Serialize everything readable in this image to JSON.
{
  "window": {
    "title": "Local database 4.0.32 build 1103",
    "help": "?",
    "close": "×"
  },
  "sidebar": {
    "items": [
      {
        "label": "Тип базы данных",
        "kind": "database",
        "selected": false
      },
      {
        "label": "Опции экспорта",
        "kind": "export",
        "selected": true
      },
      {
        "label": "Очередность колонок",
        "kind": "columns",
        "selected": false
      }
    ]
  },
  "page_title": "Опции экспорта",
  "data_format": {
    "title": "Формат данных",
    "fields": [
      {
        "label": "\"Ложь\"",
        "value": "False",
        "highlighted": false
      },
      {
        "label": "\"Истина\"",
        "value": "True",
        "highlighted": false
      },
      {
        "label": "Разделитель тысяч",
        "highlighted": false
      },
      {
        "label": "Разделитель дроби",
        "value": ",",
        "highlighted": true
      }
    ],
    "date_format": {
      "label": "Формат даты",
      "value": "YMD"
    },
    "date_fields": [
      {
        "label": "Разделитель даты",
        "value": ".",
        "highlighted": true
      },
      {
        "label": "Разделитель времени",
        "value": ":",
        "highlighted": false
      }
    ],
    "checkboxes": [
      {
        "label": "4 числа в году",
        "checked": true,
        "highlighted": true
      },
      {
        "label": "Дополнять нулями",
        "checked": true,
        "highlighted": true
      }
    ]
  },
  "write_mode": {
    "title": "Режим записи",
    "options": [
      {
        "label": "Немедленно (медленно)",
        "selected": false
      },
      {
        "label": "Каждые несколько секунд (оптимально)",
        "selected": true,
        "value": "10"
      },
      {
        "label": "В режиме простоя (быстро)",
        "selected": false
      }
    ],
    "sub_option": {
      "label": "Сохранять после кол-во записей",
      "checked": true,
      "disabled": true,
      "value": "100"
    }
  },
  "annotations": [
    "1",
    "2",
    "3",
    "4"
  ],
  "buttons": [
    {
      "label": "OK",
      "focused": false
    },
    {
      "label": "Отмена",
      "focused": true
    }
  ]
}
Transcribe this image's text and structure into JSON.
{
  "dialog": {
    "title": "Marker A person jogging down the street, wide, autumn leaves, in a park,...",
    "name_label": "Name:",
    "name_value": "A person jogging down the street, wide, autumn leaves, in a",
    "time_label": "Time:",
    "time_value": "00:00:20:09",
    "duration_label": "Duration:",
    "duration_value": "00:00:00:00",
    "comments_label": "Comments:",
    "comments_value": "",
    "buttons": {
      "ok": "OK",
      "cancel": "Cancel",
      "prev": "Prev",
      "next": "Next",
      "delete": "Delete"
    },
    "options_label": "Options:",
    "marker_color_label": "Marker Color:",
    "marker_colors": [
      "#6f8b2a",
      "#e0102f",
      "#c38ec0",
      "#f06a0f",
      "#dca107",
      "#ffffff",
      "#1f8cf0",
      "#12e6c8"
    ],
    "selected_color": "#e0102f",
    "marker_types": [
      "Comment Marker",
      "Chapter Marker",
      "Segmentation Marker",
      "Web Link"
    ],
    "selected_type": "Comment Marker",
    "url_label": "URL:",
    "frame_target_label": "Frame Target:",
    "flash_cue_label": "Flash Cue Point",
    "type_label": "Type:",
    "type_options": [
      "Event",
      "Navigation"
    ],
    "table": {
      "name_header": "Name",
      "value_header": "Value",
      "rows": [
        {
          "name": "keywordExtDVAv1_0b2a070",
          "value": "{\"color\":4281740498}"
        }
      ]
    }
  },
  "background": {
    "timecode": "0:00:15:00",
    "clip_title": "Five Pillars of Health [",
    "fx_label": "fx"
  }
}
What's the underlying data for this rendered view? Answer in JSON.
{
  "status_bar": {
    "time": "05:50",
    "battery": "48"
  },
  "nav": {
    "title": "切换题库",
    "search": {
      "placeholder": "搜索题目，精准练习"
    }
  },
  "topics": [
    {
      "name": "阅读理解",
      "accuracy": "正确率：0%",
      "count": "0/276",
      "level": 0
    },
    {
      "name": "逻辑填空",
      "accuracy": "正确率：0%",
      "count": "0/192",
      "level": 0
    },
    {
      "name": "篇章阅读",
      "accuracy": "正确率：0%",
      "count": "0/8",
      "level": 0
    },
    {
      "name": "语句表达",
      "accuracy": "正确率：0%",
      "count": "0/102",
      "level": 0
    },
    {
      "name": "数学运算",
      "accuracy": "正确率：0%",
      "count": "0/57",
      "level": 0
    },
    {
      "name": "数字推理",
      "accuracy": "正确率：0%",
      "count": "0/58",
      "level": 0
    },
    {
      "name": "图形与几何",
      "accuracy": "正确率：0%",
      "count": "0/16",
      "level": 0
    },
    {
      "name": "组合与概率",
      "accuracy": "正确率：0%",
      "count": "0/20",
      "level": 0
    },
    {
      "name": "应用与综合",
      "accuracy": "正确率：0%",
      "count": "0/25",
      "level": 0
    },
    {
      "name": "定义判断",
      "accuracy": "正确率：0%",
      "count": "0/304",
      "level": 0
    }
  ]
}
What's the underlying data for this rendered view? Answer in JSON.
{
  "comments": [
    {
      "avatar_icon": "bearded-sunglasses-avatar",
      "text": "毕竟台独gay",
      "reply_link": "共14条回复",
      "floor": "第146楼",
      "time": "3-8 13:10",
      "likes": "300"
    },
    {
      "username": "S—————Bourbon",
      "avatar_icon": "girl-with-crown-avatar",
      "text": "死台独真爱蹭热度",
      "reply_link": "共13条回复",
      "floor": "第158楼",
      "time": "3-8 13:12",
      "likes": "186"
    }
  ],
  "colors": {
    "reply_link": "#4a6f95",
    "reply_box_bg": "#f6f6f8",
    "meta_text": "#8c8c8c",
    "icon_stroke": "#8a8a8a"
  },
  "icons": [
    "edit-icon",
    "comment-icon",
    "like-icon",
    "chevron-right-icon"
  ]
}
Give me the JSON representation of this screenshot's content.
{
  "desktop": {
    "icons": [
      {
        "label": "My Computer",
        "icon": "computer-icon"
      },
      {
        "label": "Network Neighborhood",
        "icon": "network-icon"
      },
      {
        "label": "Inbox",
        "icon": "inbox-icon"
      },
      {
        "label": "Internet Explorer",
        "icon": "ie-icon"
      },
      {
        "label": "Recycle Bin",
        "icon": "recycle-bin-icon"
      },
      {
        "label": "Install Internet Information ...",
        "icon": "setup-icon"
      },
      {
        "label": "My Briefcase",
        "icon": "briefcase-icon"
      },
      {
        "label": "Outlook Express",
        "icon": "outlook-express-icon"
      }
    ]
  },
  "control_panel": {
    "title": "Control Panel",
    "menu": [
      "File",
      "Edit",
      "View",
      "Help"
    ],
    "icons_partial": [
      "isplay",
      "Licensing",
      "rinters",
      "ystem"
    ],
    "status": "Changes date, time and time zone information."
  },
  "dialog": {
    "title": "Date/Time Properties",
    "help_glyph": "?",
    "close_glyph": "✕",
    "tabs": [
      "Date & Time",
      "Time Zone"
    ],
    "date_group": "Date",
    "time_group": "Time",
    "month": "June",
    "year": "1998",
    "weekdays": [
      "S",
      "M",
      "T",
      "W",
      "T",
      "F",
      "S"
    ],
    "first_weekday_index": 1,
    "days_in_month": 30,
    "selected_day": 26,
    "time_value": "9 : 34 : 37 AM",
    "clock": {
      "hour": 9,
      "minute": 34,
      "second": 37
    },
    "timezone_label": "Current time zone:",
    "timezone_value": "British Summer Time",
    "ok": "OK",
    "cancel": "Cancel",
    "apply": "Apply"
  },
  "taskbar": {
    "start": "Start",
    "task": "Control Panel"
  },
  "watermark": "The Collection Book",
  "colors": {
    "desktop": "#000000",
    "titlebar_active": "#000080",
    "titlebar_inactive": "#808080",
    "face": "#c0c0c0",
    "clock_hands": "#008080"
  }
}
+ + +
**What this task involves:** How many of the lines above contain the string "Разделитель"? Give the number only.

**Answer:** 4